#### RECORDS TO PROCESS
-- Start --
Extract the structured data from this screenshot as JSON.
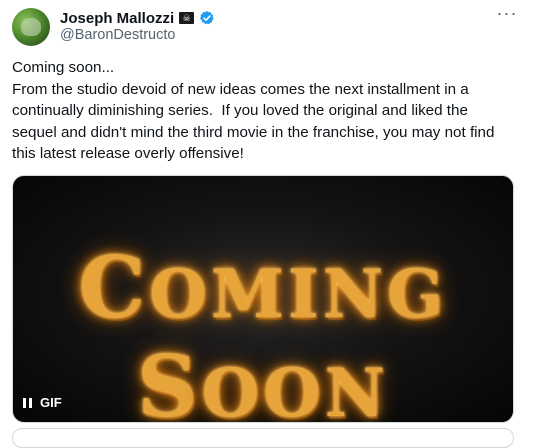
{
  "author": {
    "name": "Joseph Mallozzi",
    "handle": "@BaronDestructo",
    "flag_glyph": "☠",
    "verified_color": "#1d9bf0"
  },
  "tweet": {
    "lines": [
      "Coming soon...",
      "From the studio devoid of new ideas comes the next installment in a",
      "continually diminishing series.  If you loved the original and liked the",
      "sequel and didn't mind the third movie in the franchise, you may not find",
      "this latest release overly offensive!"
    ]
  },
  "media": {
    "type": "GIF",
    "marquee_words": [
      {
        "first": "C",
        "rest": "OMING"
      },
      {
        "first": "S",
        "rest": "OON"
      }
    ],
    "gif_label": "GIF",
    "accent_color": "#e6a43a"
  },
  "icons": {
    "more": "more-horizontal-icon",
    "pause": "pause-icon"
  }
}
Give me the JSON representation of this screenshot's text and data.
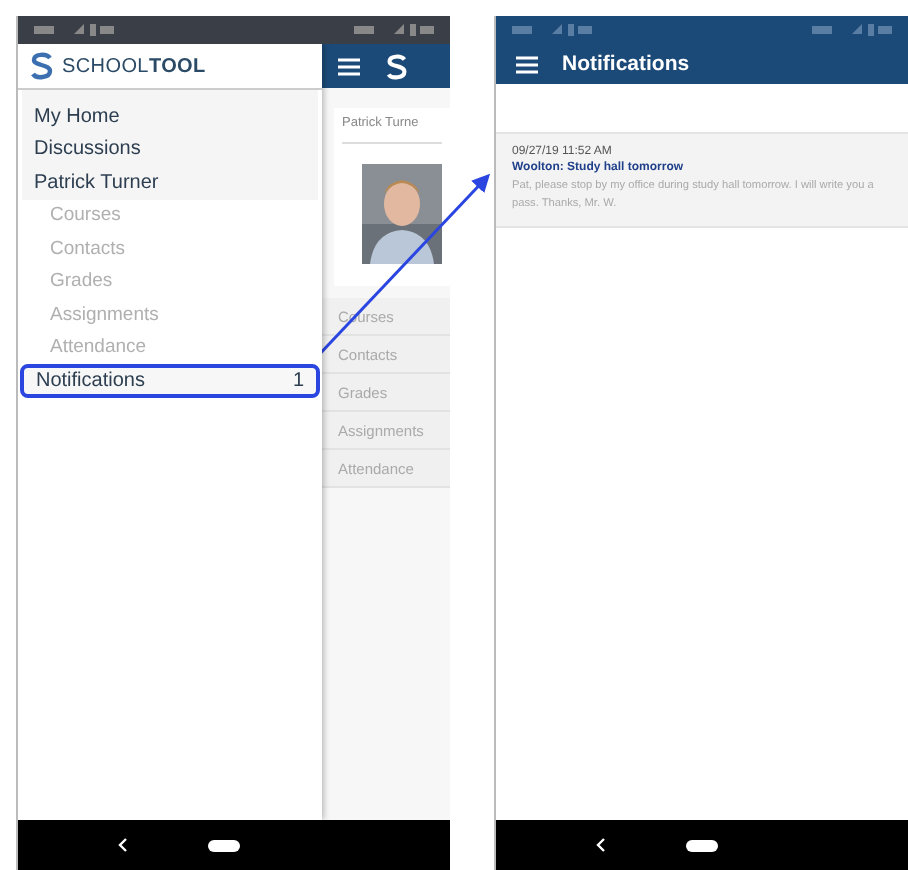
{
  "left_screen": {
    "drawer": {
      "logo": "SCHOOL**TOOL**",
      "items": [
        {
          "label": "My Home",
          "highlighted": false
        },
        {
          "label": "Discussions",
          "highlighted": false
        },
        {
          "label": "Patrick Turner",
          "highlighted": false,
          "children": [
            {
              "label": "Courses"
            },
            {
              "label": "Contacts"
            },
            {
              "label": "Grades"
            },
            {
              "label": "Assignments"
            },
            {
              "label": "Attendance"
            }
          ]
        },
        {
          "label": "Notifications",
          "count": "1",
          "highlighted": true
        }
      ]
    },
    "background": {
      "student_name": "Patrick Turne",
      "tabs": [
        "Courses",
        "Contacts",
        "Grades",
        "Assignments",
        "Attendance"
      ]
    }
  },
  "right_screen": {
    "app_bar": {
      "title": "Notifications"
    },
    "notifications": [
      {
        "date": "09/27/19 11:52 AM",
        "title": "Woolton: Study hall tomorrow",
        "body": "Pat, please stop by my office during study hall tomorrow. I will write you a pass. Thanks, Mr. W."
      }
    ]
  }
}
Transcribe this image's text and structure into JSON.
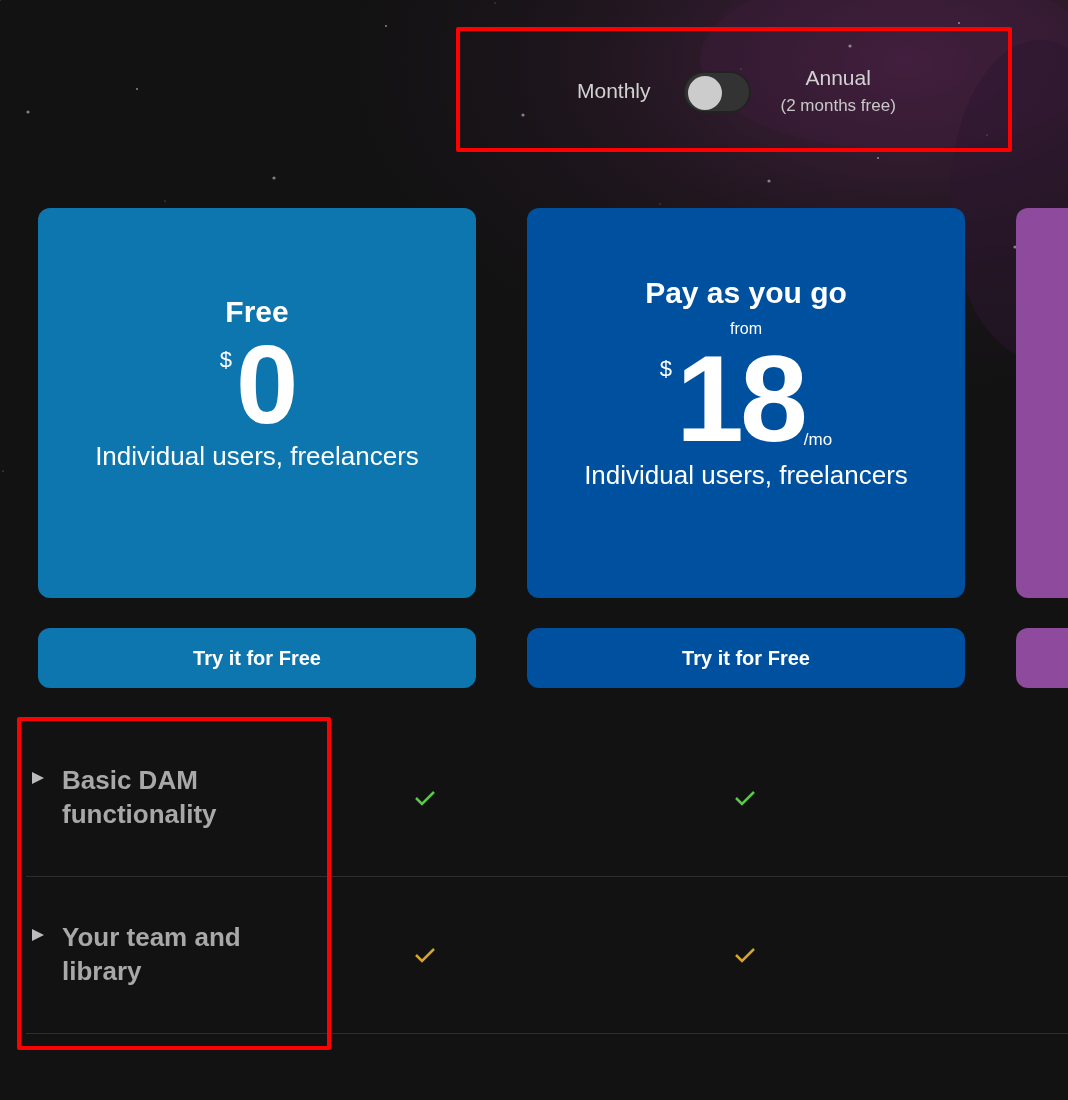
{
  "billing_toggle": {
    "left_label": "Monthly",
    "on": false,
    "right_label": "Annual",
    "right_note": "(2 months free)"
  },
  "plans": [
    {
      "name": "Free",
      "currency": "$",
      "price": "0",
      "audience": "Individual users, freelancers",
      "button": "Try it for Free",
      "color": "#0e76ae"
    },
    {
      "name": "Pay as you go",
      "from": "from",
      "currency": "$",
      "price": "18",
      "period": "/mo",
      "audience": "Individual users, freelancers",
      "button": "Try it for Free",
      "color": "#0050a0"
    },
    {
      "color": "#8e4a9c"
    }
  ],
  "features": [
    {
      "label": "Basic DAM functionality",
      "expanded": false,
      "checks": [
        {
          "color": "#5cc84a"
        },
        {
          "color": "#5cc84a"
        }
      ]
    },
    {
      "label": "Your team and library",
      "expanded": false,
      "checks": [
        {
          "color": "#d4a72c"
        },
        {
          "color": "#d4a72c"
        }
      ]
    }
  ]
}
-- End --
#### EXERCISE DESCRIPTION
List every line above that holds the word "highlighted".

#### RESPONSE TO THE EXERCISE
          "highlighted": false
          "highlighted": false
          "highlighted": false,
          "highlighted": true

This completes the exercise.